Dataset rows
↓
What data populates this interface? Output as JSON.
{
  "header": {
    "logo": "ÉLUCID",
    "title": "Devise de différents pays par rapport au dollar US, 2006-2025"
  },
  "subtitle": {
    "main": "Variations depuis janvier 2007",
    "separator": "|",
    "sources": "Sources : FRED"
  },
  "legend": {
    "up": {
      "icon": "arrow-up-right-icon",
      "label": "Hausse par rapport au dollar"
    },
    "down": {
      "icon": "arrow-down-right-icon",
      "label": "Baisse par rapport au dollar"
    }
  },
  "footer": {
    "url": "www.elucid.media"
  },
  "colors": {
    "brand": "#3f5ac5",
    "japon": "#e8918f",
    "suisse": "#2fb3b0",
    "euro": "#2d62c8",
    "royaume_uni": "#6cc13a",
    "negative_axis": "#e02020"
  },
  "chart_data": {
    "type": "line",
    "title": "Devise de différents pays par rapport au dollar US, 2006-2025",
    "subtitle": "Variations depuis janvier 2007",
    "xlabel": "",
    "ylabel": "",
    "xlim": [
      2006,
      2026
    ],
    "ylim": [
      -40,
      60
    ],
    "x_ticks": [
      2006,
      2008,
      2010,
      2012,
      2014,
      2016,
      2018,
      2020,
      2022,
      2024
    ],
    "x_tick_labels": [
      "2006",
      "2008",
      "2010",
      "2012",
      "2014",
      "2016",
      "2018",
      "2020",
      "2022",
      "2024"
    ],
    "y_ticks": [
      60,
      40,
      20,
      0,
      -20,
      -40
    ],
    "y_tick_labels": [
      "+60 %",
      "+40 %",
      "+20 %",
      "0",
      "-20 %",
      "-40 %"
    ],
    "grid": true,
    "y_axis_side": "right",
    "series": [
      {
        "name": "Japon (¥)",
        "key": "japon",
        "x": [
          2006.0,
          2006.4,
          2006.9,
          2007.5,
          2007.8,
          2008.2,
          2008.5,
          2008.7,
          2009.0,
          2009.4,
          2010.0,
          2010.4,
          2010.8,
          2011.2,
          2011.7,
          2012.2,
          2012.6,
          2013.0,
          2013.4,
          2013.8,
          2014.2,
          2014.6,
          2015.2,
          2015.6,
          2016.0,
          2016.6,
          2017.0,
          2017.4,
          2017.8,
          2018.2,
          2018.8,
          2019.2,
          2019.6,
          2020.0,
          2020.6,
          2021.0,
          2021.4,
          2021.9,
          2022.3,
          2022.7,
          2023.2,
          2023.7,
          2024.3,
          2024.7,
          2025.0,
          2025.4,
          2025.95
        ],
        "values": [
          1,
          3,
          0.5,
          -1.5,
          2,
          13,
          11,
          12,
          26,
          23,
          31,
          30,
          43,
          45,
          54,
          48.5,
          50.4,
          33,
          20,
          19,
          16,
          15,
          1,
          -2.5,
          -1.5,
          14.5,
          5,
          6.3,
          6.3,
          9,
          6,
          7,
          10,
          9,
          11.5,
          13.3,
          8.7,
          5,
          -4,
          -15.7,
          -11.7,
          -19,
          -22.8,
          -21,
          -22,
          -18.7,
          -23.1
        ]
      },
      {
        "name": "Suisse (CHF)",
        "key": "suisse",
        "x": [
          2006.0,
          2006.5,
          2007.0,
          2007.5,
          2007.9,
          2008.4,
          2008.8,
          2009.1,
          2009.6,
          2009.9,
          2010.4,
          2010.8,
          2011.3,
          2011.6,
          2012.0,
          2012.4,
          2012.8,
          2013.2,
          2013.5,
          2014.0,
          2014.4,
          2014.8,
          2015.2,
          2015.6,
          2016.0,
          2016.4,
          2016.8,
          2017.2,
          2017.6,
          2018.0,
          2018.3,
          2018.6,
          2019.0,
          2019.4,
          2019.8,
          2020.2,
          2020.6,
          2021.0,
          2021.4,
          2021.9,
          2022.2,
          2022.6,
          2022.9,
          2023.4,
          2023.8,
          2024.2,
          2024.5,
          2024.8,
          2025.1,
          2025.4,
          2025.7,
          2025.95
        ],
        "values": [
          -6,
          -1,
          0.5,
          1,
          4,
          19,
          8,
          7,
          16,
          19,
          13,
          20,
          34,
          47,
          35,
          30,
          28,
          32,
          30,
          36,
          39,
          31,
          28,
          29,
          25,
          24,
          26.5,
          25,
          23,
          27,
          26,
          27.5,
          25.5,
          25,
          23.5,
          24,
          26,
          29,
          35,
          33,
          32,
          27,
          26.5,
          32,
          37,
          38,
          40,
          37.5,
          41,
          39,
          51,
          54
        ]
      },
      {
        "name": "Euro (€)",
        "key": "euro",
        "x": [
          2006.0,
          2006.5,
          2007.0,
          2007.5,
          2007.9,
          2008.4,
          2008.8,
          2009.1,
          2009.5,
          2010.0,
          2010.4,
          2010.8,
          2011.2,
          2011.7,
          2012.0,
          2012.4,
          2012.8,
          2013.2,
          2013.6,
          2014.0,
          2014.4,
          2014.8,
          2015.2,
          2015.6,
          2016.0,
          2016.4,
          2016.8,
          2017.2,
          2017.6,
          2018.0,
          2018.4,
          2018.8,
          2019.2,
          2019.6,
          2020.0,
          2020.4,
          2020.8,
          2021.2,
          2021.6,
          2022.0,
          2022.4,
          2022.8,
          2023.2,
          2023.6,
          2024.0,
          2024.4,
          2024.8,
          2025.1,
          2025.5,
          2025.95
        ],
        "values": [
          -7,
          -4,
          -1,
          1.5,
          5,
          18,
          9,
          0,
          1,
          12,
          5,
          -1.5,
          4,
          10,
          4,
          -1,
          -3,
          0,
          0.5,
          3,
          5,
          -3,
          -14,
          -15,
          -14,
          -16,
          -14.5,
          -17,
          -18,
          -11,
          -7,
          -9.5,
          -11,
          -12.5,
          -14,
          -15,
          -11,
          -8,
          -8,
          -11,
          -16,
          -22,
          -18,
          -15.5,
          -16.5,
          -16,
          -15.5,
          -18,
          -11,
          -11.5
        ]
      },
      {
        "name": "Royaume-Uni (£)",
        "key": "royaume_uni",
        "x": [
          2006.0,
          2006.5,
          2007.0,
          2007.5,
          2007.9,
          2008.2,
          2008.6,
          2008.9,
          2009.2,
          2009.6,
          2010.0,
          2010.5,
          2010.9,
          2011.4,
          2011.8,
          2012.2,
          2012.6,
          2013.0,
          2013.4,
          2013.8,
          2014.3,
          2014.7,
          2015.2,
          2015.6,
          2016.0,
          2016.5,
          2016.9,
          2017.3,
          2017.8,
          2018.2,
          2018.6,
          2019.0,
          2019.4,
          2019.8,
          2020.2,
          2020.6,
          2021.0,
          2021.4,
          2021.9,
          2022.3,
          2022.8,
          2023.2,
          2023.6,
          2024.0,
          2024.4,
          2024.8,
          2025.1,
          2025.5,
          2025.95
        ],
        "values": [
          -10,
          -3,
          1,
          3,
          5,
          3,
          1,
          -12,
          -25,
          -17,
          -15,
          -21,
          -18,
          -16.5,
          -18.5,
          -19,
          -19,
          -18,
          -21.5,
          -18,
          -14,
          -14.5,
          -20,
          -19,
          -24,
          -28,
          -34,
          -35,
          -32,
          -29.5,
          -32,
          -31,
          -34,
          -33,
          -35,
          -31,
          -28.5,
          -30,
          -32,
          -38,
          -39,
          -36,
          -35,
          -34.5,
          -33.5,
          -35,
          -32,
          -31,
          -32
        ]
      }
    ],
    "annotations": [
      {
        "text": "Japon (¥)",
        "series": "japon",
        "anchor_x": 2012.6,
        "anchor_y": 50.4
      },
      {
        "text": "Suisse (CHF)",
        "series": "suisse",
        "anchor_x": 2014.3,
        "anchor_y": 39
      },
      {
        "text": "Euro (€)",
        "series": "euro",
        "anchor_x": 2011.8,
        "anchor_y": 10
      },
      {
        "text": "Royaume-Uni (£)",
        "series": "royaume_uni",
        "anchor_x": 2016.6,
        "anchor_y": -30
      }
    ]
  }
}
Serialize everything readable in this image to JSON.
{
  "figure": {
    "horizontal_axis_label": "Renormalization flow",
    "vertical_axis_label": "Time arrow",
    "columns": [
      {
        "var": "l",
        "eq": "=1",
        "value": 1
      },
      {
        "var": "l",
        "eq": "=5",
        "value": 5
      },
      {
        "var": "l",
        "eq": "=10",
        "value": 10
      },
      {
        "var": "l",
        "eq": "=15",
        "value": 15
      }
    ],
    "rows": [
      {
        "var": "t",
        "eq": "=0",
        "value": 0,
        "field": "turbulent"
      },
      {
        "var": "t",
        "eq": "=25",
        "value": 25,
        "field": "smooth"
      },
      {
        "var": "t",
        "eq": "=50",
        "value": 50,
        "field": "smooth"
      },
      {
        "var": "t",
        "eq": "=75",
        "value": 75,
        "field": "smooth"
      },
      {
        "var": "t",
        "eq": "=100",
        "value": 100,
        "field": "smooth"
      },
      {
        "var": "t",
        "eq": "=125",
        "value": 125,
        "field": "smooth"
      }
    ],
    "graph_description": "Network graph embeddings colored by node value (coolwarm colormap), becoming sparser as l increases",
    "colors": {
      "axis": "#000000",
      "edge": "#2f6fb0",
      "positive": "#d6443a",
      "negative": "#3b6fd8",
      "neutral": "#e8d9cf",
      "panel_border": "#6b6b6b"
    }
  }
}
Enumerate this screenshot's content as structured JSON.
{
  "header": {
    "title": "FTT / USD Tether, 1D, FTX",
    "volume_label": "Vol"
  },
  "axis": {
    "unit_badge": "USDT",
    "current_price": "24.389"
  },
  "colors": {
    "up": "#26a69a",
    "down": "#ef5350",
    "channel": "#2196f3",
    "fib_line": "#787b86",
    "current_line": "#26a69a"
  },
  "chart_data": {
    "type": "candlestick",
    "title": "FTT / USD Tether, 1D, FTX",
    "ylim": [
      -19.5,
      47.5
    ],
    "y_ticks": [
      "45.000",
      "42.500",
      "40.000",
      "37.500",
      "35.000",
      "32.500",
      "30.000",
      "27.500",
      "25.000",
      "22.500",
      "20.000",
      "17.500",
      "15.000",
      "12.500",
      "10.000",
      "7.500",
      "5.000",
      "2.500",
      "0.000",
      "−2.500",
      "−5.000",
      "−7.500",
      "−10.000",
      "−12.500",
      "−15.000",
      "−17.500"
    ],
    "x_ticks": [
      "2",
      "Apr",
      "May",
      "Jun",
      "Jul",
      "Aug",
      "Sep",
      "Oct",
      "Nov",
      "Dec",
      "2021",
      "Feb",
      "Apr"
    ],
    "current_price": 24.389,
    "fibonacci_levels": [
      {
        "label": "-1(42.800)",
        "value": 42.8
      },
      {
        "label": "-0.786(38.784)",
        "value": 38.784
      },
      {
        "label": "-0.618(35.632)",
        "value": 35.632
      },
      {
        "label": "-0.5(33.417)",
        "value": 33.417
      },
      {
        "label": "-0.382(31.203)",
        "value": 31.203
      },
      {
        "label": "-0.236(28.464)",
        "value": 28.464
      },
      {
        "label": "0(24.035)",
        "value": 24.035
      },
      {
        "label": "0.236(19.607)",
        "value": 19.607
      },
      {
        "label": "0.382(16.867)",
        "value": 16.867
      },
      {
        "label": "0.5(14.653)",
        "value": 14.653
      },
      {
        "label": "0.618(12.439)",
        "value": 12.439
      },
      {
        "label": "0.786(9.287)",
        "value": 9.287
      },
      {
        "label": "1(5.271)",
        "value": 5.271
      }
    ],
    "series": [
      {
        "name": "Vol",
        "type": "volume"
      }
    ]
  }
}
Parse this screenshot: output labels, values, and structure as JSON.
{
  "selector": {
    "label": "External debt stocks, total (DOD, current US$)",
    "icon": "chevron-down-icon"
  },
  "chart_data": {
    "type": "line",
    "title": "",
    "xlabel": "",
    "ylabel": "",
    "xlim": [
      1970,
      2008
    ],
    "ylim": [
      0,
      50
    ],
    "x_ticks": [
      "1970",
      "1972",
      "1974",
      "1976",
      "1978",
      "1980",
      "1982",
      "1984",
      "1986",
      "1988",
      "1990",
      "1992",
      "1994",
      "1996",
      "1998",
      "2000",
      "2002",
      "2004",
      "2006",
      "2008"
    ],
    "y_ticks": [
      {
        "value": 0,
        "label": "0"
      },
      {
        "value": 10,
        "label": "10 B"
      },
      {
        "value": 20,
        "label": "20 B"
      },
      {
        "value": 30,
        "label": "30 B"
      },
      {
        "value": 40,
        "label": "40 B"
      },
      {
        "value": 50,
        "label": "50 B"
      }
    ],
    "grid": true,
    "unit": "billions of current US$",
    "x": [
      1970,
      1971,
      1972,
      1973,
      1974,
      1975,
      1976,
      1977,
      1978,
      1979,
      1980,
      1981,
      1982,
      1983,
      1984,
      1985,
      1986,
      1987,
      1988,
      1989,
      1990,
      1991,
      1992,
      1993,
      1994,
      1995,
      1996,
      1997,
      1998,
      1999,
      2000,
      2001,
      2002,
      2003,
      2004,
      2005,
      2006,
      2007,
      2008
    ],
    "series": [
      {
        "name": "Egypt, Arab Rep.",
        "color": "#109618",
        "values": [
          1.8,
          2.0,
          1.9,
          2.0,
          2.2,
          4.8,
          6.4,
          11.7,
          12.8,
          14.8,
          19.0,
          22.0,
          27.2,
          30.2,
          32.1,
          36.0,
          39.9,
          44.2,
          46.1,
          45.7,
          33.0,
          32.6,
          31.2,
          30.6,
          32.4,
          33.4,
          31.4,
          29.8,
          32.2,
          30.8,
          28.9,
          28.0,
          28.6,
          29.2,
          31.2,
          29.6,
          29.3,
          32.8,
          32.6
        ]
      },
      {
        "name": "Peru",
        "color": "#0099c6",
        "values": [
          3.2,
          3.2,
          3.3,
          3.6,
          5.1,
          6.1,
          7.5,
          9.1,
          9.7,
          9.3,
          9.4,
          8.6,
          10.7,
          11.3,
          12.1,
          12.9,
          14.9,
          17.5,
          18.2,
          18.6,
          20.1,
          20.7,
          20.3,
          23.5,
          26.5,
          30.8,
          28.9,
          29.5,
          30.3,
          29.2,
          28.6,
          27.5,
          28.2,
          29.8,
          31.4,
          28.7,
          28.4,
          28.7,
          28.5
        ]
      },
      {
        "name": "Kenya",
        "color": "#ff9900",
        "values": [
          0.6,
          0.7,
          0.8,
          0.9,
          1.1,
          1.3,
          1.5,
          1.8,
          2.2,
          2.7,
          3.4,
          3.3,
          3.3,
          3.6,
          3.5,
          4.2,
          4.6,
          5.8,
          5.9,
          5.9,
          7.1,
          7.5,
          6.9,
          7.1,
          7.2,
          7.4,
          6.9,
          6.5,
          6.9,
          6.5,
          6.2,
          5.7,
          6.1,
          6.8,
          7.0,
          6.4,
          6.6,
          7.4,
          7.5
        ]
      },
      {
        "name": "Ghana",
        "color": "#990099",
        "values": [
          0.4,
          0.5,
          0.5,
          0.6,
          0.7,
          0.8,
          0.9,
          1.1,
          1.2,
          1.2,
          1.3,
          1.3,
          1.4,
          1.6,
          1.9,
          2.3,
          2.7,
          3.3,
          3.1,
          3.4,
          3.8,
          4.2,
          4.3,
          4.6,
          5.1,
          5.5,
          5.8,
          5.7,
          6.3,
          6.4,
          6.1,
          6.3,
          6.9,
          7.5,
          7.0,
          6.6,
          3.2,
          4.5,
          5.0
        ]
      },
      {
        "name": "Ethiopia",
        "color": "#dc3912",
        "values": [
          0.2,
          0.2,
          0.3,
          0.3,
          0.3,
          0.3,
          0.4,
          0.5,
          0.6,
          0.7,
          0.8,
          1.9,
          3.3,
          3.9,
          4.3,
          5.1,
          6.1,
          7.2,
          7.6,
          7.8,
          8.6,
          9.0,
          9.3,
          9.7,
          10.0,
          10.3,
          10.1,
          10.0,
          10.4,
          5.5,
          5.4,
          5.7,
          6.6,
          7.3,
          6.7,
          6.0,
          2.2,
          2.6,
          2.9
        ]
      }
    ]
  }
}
↑
*Directions:*
Copy out all lines that carry the word "type".

*Exercise solution:*
    "type": "line",
    "type": "candlestick",
        "type": "volume"
    "type": "line",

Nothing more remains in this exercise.